Instruction: Repeat the material verbatim and drop the pictures.

Supplied material:
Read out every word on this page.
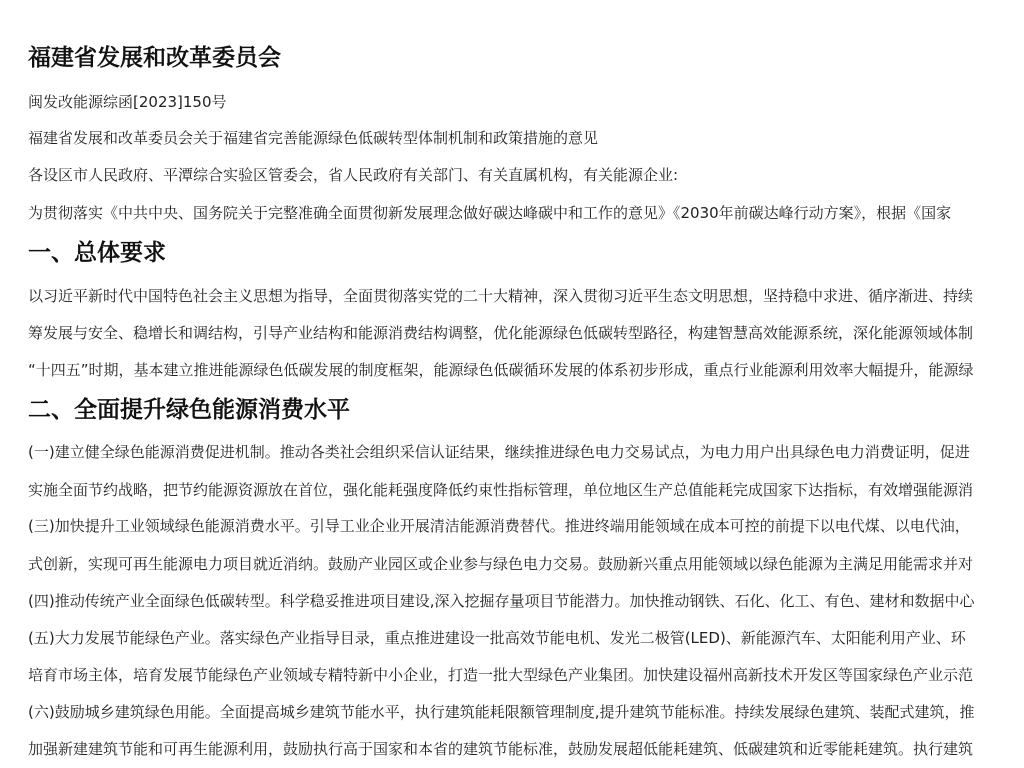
福建省发展和改革委员会
闽发改能源综函[2023]150号
福建省发展和改革委员会关于福建省完善能源绿色低碳转型体制机制和政策措施的意见
各设区市人民政府、平潭综合实验区管委会，省人民政府有关部门、有关直属机构，有关能源企业:
为贯彻落实《中共中央、国务院关于完整准确全面贯彻新发展理念做好碳达峰碳中和工作的意见》《2030年前碳达峰行动方案》，根据《国家
一、总体要求
以习近平新时代中国特色社会主义思想为指导，全面贯彻落实党的二十大精神，深入贯彻习近平生态文明思想，坚持稳中求进、循序渐进、持续
筹发展与安全、稳增长和调结构，引导产业结构和能源消费结构调整，优化能源绿色低碳转型路径，构建智慧高效能源系统，深化能源领域体制
“十四五”时期，基本建立推进能源绿色低碳发展的制度框架，能源绿色低碳循环发展的体系初步形成，重点行业能源利用效率大幅提升，能源绿
二、全面提升绿色能源消费水平
(一)建立健全绿色能源消费促进机制。推动各类社会组织采信认证结果，继续推进绿色电力交易试点，为电力用户出具绿色电力消费证明，促进
实施全面节约战略，把节约能源资源放在首位，强化能耗强度降低约束性指标管理，单位地区生产总值能耗完成国家下达指标，有效增强能源消
(三)加快提升工业领域绿色能源消费水平。引导工业企业开展清洁能源消费替代。推进终端用能领域在成本可控的前提下以电代煤、以电代油，
式创新，实现可再生能源电力项目就近消纳。鼓励产业园区或企业参与绿色电力交易。鼓励新兴重点用能领域以绿色能源为主满足用能需求并对
(四)推动传统产业全面绿色低碳转型。科学稳妥推进项目建设,深入挖掘存量项目节能潜力。加快推动钢铁、石化、化工、有色、建材和数据中心
(五)大力发展节能绿色产业。落实绿色产业指导目录，重点推进建设一批高效节能电机、发光二极管(LED)、新能源汽车、太阳能利用产业、环
培育市场主体，培育发展节能绿色产业领域专精特新中小企业，打造一批大型绿色产业集团。加快建设福州高新技术开发区等国家绿色产业示范
(六)鼓励城乡建筑绿色用能。全面提高城乡建筑节能水平，执行建筑能耗限额管理制度,提升建筑节能标准。持续发展绿色建筑、装配式建筑，推
加强新建建筑节能和可再生能源利用，鼓励执行高于国家和本省的建筑节能标准，鼓励发展超低能耗建筑、低碳建筑和近零能耗建筑。执行建筑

Exercise answer:
Read out every word on this page.
福建省发展和改革委员会
闽发改能源综函[2023]150号
福建省发展和改革委员会关于福建省完善能源绿色低碳转型体制机制和政策措施的意见
各设区市人民政府、平潭综合实验区管委会，省人民政府有关部门、有关直属机构，有关能源企业:
为贯彻落实《中共中央、国务院关于完整准确全面贯彻新发展理念做好碳达峰碳中和工作的意见》《2030年前碳达峰行动方案》，根据《国家
一、总体要求
以习近平新时代中国特色社会主义思想为指导，全面贯彻落实党的二十大精神，深入贯彻习近平生态文明思想，坚持稳中求进、循序渐进、持续
筹发展与安全、稳增长和调结构，引导产业结构和能源消费结构调整，优化能源绿色低碳转型路径，构建智慧高效能源系统，深化能源领域体制
“十四五”时期，基本建立推进能源绿色低碳发展的制度框架，能源绿色低碳循环发展的体系初步形成，重点行业能源利用效率大幅提升，能源绿
二、全面提升绿色能源消费水平
(一)建立健全绿色能源消费促进机制。推动各类社会组织采信认证结果，继续推进绿色电力交易试点，为电力用户出具绿色电力消费证明，促进
实施全面节约战略，把节约能源资源放在首位，强化能耗强度降低约束性指标管理，单位地区生产总值能耗完成国家下达指标，有效增强能源消
(三)加快提升工业领域绿色能源消费水平。引导工业企业开展清洁能源消费替代。推进终端用能领域在成本可控的前提下以电代煤、以电代油，
式创新，实现可再生能源电力项目就近消纳。鼓励产业园区或企业参与绿色电力交易。鼓励新兴重点用能领域以绿色能源为主满足用能需求并对
(四)推动传统产业全面绿色低碳转型。科学稳妥推进项目建设,深入挖掘存量项目节能潜力。加快推动钢铁、石化、化工、有色、建材和数据中心
(五)大力发展节能绿色产业。落实绿色产业指导目录，重点推进建设一批高效节能电机、发光二极管(LED)、新能源汽车、太阳能利用产业、环
培育市场主体，培育发展节能绿色产业领域专精特新中小企业，打造一批大型绿色产业集团。加快建设福州高新技术开发区等国家绿色产业示范
(六)鼓励城乡建筑绿色用能。全面提高城乡建筑节能水平，执行建筑能耗限额管理制度,提升建筑节能标准。持续发展绿色建筑、装配式建筑，推
加强新建建筑节能和可再生能源利用，鼓励执行高于国家和本省的建筑节能标准，鼓励发展超低能耗建筑、低碳建筑和近零能耗建筑。执行建筑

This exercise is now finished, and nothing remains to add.